OBJECTIVE:
In the entries below, count the lines holding "Lights". Reply with the number only.

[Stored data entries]
________

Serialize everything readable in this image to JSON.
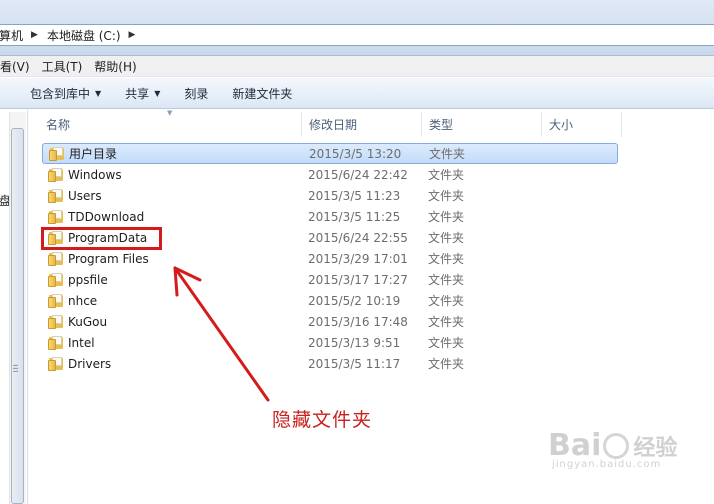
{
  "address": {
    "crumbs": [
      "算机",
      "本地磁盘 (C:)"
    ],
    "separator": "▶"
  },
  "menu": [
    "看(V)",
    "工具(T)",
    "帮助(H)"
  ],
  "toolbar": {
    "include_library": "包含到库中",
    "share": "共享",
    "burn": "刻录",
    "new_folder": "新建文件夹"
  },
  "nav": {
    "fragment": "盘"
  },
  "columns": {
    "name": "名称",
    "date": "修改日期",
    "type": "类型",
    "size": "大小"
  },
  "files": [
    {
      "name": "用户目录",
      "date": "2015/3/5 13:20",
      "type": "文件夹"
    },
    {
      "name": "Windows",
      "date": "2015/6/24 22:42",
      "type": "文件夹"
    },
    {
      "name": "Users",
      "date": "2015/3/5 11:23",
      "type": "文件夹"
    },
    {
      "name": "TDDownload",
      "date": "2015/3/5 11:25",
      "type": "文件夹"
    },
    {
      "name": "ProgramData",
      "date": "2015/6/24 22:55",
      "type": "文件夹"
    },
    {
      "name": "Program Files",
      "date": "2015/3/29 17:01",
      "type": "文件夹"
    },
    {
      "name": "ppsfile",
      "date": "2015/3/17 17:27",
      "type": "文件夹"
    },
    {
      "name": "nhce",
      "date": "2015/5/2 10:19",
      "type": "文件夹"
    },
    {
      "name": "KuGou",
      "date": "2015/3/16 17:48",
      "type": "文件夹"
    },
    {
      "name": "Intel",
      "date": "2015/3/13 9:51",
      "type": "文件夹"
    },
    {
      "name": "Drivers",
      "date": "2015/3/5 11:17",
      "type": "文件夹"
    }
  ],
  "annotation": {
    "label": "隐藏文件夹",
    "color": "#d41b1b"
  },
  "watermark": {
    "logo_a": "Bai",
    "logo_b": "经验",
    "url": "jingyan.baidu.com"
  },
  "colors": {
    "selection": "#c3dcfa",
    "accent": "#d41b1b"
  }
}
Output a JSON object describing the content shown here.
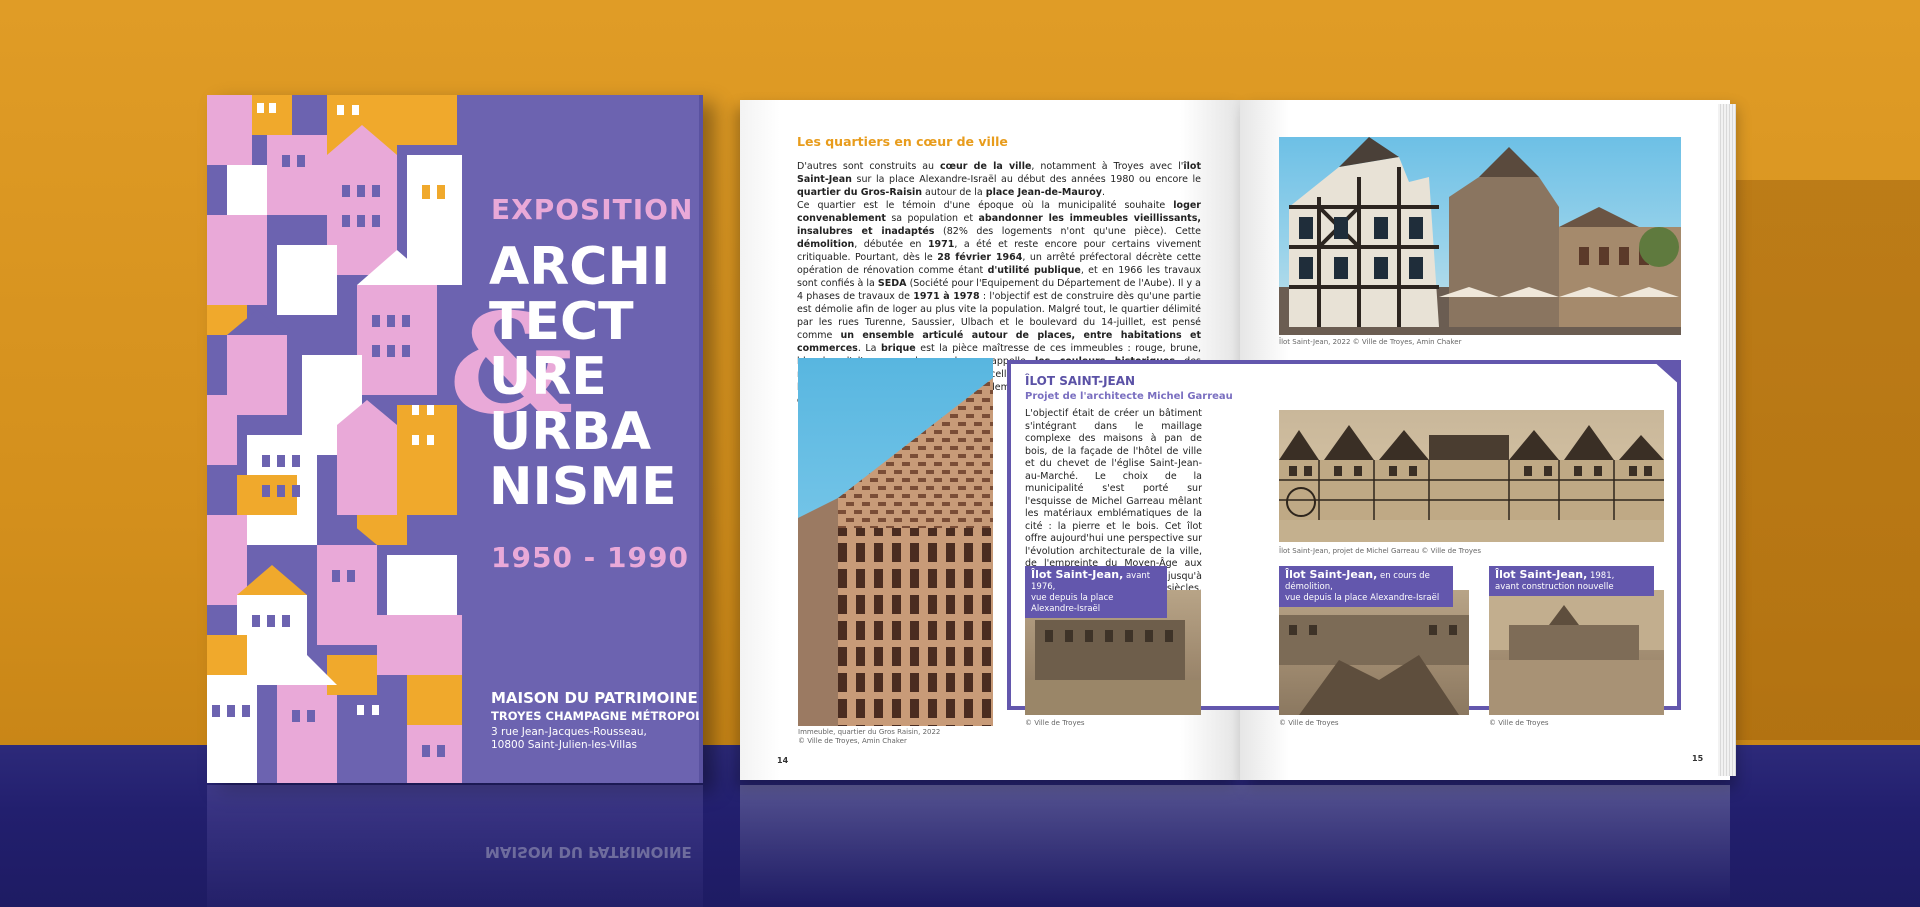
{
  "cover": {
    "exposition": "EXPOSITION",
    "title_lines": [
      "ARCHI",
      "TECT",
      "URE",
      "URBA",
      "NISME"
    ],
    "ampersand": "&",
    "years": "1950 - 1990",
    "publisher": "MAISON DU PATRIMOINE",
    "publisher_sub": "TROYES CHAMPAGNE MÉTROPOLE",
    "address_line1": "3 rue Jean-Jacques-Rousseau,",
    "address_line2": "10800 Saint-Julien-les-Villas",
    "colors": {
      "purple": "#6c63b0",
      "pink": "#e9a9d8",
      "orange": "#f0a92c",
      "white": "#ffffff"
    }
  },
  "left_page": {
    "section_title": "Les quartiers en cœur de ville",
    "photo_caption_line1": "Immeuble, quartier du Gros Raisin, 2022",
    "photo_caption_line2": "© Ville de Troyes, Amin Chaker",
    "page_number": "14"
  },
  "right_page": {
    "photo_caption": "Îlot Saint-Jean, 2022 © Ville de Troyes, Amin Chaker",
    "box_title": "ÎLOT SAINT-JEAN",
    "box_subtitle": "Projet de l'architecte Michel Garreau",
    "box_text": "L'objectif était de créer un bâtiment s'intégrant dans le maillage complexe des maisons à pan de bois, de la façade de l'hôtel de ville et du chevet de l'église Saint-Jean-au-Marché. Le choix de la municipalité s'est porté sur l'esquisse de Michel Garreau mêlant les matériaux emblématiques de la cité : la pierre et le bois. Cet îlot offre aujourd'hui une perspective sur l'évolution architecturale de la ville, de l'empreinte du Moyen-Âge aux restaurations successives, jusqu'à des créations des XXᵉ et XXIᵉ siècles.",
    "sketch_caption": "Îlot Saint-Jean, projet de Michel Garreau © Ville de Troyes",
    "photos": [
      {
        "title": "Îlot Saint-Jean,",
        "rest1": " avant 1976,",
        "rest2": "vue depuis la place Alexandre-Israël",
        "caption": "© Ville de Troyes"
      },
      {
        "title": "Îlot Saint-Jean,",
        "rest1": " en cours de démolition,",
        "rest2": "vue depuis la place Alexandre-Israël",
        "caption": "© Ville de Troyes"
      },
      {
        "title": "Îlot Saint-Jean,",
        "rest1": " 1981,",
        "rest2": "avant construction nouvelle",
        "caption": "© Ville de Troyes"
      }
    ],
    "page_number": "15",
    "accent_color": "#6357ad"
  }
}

________

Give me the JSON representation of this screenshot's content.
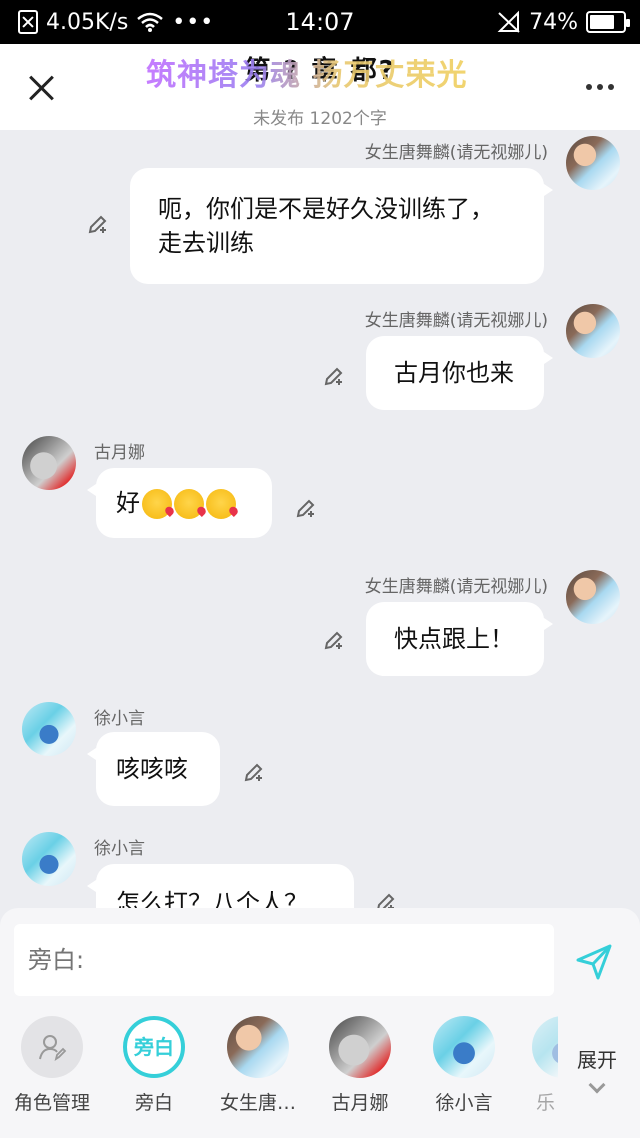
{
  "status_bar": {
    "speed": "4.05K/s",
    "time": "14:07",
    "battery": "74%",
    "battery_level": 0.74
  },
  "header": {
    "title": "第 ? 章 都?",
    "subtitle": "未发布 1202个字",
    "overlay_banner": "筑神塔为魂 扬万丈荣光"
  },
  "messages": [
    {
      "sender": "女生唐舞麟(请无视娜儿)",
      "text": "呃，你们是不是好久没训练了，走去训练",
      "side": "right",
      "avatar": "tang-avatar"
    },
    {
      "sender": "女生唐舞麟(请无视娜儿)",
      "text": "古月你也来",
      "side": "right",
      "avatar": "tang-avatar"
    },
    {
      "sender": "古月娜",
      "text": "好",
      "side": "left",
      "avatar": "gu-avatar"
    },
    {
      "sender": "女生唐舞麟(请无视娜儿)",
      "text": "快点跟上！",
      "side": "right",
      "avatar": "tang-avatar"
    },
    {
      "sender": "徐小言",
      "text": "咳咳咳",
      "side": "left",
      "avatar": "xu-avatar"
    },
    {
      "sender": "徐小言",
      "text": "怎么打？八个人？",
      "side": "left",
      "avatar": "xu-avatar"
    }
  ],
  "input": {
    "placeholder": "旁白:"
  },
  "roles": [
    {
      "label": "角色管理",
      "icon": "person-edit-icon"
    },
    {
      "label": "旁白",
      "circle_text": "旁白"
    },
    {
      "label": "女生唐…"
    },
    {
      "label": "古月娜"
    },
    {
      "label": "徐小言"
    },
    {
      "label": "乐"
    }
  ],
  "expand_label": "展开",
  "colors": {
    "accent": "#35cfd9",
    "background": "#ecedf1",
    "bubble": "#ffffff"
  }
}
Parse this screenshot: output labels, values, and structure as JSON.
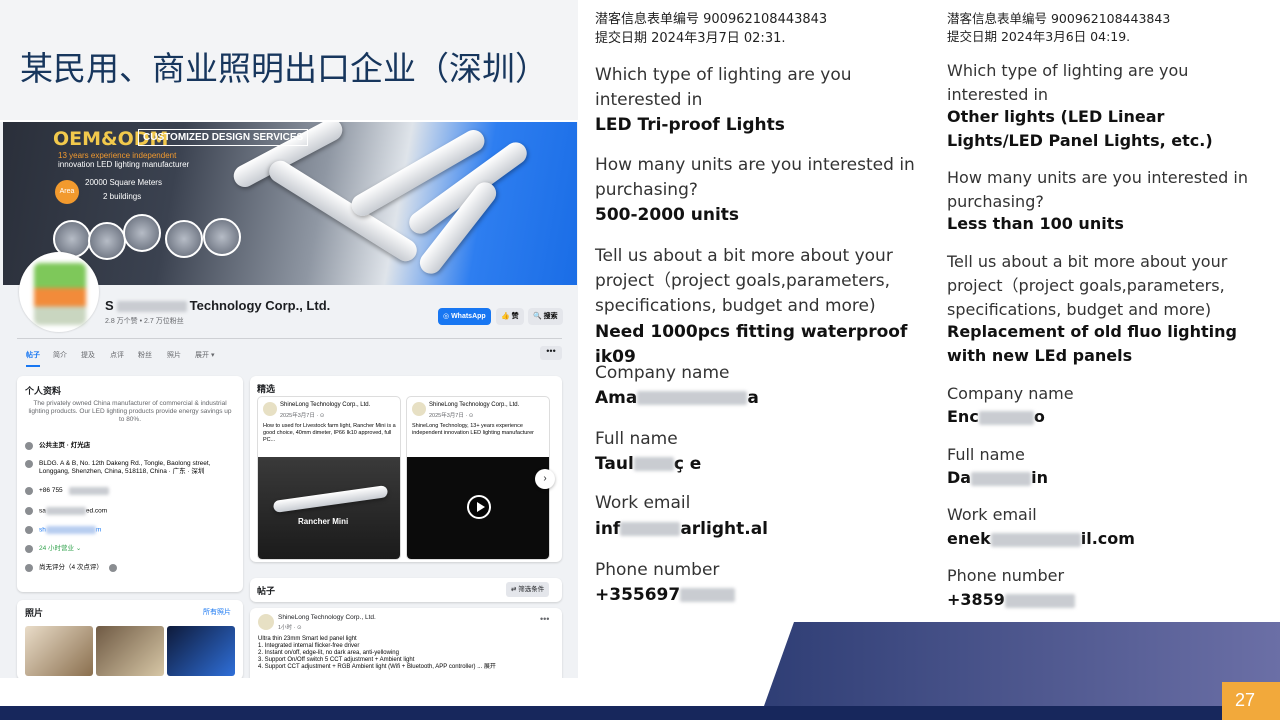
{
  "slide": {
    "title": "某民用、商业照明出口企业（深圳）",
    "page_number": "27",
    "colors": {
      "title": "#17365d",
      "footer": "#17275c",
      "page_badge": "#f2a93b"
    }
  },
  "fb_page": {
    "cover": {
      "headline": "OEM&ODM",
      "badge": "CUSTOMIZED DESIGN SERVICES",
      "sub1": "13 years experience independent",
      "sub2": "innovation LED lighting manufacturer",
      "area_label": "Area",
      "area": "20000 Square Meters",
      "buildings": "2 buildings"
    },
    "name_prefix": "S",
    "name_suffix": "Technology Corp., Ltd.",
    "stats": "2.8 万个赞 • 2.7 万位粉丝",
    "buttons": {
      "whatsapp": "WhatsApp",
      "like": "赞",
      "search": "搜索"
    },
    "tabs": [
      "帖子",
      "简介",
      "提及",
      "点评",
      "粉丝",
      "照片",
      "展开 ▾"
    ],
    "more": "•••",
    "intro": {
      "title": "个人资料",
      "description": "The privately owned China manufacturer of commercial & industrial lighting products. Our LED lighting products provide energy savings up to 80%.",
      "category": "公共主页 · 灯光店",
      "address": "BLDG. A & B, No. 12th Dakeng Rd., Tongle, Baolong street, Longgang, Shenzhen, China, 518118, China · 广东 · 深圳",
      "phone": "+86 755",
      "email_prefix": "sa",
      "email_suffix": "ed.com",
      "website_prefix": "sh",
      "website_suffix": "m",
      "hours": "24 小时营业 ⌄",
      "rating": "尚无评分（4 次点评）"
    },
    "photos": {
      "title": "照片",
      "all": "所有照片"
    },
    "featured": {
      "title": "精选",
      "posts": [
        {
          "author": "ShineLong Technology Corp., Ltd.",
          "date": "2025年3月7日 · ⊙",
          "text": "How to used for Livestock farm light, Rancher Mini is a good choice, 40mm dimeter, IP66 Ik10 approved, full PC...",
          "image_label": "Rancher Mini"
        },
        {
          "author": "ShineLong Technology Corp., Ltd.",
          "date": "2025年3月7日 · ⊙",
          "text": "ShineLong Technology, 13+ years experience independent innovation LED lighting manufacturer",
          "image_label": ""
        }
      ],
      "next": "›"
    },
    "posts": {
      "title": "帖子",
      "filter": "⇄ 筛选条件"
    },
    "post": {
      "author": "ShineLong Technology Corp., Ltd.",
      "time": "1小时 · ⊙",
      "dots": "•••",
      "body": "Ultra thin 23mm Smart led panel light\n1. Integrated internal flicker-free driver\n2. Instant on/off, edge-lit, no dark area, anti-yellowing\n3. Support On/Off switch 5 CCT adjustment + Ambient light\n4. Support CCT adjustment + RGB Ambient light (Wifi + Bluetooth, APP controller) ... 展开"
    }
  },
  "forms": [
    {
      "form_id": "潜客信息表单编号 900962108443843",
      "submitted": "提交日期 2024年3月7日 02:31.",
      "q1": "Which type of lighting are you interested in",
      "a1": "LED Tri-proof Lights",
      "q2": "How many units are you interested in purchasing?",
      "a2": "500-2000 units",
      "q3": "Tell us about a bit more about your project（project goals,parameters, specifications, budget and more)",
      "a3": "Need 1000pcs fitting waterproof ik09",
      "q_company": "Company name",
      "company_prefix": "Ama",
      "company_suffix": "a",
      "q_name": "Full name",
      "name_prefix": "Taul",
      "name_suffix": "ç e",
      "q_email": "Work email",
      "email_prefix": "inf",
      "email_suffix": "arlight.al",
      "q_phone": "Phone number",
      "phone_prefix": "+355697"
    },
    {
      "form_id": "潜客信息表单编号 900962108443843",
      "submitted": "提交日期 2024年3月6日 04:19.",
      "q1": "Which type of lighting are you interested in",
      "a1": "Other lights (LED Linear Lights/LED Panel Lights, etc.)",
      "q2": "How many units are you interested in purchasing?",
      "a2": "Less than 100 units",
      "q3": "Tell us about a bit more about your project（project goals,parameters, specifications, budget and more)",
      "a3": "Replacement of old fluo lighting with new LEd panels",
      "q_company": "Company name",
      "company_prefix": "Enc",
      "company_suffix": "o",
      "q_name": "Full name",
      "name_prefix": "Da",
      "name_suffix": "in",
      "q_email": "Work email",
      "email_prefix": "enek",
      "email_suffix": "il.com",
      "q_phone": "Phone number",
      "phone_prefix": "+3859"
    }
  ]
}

________

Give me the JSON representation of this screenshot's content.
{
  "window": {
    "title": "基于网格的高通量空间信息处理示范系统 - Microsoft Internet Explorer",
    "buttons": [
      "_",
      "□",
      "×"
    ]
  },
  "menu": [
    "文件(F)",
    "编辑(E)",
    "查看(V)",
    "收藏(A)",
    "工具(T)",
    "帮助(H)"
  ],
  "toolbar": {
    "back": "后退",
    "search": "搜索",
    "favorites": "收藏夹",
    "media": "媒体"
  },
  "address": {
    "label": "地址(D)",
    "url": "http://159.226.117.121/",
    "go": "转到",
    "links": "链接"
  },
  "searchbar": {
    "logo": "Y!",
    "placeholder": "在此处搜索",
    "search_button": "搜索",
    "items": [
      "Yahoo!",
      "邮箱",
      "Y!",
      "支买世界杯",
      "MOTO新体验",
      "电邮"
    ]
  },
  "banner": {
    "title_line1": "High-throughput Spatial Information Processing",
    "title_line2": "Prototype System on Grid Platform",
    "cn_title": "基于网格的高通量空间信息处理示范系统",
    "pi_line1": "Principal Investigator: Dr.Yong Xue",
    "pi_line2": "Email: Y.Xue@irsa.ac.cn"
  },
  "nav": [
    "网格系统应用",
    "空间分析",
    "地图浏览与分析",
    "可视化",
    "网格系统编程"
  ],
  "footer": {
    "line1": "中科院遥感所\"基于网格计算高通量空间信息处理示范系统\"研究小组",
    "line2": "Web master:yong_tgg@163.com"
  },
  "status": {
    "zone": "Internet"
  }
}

________

ANSWER TO THE TASK:
2